Requirement: Count the lines below that contain the word "JAYA" and give only the number.

+++ Supplied material

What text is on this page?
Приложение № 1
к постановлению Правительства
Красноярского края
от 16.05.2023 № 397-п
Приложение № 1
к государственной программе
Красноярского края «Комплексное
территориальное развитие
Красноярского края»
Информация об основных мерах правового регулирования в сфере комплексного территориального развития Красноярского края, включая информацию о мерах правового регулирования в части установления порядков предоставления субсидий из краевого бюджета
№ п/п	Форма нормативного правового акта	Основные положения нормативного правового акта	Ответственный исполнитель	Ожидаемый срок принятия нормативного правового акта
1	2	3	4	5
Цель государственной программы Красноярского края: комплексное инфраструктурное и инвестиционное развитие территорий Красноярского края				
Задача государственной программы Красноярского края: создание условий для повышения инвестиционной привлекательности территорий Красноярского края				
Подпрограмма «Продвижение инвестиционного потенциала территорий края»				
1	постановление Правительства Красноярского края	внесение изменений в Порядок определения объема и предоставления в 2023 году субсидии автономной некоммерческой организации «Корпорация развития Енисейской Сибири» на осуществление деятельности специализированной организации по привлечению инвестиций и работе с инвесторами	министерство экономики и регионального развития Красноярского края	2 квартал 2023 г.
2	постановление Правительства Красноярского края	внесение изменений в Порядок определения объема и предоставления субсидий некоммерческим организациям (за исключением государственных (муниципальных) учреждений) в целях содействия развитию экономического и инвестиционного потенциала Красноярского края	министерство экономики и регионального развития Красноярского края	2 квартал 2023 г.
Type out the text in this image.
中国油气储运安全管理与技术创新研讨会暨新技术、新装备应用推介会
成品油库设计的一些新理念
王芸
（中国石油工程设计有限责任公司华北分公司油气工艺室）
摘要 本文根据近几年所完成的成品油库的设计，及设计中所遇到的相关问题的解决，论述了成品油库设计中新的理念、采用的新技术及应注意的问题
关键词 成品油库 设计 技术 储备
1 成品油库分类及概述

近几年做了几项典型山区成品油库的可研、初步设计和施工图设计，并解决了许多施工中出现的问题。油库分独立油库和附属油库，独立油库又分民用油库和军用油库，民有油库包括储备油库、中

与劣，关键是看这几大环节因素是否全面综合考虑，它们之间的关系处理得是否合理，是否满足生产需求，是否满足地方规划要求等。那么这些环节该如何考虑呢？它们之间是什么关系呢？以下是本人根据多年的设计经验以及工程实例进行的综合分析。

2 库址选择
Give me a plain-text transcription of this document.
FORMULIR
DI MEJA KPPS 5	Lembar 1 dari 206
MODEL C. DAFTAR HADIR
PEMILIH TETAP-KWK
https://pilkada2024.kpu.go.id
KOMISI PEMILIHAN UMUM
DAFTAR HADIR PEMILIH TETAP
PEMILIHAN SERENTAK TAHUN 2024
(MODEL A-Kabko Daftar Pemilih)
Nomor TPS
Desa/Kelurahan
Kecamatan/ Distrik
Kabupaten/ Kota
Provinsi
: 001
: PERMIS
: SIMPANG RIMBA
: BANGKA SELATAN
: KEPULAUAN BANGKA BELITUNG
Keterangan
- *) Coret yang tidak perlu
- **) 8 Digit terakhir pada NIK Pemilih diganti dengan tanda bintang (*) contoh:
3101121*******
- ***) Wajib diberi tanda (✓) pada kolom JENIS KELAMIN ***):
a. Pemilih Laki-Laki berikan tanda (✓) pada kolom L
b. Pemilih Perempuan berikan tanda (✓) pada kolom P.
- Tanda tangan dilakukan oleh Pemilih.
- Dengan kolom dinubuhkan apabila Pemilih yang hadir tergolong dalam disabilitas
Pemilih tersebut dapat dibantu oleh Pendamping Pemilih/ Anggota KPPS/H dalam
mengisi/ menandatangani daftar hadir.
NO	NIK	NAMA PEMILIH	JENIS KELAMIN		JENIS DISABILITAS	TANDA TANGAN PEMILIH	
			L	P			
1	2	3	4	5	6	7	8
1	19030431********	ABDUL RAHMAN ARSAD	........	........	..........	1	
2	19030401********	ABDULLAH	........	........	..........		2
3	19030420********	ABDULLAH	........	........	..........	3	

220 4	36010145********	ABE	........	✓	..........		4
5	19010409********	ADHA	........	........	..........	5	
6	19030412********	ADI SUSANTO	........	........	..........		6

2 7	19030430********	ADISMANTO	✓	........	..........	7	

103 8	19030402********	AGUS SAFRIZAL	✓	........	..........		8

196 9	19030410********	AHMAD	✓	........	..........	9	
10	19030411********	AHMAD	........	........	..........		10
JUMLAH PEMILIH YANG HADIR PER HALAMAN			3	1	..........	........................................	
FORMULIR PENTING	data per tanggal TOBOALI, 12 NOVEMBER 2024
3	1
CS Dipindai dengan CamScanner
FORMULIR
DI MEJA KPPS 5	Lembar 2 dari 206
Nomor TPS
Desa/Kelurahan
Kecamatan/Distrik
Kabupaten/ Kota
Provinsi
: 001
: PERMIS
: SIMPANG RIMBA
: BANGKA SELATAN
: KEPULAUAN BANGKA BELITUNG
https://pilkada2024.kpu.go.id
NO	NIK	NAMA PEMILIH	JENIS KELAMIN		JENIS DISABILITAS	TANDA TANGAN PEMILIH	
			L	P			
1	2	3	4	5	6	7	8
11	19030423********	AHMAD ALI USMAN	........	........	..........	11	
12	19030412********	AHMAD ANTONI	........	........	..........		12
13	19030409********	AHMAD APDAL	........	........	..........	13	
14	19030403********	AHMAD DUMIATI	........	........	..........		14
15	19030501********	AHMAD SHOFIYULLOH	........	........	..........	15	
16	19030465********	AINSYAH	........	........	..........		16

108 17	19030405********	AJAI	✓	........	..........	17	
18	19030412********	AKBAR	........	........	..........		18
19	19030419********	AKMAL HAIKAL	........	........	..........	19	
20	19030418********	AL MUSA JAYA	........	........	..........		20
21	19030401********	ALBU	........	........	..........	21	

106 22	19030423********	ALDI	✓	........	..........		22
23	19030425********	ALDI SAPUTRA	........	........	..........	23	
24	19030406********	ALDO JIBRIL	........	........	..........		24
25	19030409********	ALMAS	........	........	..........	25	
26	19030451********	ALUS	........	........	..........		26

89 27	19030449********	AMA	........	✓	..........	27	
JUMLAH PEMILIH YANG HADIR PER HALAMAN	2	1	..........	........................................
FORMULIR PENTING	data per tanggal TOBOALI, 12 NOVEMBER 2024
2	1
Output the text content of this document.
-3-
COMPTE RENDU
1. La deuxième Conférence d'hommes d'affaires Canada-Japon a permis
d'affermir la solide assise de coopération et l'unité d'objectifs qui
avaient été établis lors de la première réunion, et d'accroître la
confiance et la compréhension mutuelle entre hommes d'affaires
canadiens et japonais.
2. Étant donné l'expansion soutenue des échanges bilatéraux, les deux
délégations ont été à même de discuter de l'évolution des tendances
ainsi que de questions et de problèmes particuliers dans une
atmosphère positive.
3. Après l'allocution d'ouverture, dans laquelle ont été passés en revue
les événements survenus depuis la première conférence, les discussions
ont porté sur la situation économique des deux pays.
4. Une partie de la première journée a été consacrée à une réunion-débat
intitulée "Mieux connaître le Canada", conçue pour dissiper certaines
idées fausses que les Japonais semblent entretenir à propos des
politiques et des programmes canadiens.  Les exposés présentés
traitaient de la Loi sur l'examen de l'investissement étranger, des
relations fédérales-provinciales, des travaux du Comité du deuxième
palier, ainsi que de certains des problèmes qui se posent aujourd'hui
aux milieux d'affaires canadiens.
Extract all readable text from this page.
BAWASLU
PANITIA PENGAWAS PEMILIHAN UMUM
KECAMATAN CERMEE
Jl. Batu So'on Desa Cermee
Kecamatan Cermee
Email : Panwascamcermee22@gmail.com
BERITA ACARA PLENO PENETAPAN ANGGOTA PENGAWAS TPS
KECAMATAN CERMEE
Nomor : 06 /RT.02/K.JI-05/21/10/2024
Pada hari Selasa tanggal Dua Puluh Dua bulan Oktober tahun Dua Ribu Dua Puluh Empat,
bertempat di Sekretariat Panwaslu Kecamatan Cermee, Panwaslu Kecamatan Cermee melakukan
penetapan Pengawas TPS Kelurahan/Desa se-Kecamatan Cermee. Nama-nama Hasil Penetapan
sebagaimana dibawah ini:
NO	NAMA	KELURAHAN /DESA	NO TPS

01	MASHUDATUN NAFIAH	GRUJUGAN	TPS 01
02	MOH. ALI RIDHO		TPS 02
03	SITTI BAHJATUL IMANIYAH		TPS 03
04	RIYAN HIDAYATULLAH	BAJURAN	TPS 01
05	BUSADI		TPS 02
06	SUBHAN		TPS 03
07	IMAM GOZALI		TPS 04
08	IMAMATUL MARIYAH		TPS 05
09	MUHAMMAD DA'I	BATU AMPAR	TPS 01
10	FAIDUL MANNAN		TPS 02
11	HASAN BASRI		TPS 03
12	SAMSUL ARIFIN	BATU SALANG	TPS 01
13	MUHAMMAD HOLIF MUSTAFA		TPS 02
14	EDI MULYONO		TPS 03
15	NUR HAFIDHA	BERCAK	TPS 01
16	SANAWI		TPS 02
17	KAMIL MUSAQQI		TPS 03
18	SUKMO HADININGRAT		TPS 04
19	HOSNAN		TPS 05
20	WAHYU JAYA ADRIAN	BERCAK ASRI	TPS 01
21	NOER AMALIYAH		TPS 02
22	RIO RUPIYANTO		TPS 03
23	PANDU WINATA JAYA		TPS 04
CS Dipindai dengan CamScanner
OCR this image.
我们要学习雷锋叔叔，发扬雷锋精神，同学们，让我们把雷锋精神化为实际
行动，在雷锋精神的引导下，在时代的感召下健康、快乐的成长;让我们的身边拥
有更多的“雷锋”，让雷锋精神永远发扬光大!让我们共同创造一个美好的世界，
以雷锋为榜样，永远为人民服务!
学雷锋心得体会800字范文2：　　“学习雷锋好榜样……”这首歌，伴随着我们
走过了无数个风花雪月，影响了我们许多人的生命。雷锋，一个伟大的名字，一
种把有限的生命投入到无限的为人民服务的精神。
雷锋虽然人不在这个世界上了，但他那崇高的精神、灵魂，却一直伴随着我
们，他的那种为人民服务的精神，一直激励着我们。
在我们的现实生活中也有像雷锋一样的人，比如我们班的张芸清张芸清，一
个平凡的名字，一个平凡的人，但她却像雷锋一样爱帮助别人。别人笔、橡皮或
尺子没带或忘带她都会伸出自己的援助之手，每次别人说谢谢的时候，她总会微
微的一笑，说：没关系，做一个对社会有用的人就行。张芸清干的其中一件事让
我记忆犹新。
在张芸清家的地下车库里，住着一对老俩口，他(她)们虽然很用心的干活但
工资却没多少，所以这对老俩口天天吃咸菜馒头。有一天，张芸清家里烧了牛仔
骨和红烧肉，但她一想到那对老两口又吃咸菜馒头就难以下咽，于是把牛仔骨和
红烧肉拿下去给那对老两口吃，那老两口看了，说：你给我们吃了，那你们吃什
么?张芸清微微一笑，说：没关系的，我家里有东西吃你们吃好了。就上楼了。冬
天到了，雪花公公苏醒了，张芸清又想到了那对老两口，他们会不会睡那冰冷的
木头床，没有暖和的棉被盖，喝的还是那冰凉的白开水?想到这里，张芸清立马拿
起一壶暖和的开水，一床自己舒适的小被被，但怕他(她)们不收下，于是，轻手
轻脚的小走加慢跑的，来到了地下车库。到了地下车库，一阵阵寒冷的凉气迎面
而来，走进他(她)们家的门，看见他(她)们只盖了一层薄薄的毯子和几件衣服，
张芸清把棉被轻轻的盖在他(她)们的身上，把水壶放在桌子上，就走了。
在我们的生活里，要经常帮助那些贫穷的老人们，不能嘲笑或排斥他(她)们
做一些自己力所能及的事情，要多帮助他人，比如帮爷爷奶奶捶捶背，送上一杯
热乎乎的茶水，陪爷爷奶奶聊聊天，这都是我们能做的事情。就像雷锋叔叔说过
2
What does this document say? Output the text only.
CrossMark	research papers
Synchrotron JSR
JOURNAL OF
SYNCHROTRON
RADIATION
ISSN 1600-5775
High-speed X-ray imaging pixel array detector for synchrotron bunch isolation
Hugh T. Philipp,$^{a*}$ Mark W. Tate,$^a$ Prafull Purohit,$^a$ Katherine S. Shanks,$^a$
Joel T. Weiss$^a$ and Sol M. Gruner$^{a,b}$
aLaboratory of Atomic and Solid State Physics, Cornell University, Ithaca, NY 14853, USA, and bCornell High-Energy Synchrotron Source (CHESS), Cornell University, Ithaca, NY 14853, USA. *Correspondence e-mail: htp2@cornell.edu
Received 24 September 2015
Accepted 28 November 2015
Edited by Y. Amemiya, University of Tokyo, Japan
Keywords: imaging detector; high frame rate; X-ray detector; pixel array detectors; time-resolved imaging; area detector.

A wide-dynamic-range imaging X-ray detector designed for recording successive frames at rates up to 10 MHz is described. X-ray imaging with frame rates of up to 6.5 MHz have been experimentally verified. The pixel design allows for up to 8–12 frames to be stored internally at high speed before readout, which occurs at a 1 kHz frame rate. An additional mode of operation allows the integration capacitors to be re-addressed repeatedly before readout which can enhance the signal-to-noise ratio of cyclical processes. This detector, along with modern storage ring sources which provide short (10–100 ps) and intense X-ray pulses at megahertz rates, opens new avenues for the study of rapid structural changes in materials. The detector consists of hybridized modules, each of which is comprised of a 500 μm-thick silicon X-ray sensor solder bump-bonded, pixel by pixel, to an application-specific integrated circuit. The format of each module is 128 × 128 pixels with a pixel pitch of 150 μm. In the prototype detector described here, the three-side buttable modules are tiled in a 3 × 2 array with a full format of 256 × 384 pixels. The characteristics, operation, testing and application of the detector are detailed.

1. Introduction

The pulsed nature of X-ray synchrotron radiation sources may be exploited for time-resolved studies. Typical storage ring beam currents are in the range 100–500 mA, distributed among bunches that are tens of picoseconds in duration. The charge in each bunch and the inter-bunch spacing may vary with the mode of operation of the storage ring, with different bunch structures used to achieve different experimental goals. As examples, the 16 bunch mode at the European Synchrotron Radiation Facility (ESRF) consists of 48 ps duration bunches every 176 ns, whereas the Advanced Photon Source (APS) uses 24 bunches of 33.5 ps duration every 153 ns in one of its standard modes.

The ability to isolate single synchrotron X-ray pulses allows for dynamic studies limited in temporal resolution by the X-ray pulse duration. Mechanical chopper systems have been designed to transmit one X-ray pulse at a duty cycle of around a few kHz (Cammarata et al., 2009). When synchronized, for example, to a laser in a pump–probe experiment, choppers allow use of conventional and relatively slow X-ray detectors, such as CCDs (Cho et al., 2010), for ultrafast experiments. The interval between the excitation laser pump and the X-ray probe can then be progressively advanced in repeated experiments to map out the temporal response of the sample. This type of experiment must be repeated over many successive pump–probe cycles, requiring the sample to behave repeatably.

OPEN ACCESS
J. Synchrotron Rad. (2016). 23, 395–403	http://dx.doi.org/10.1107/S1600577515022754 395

++++++

Problem solution: 3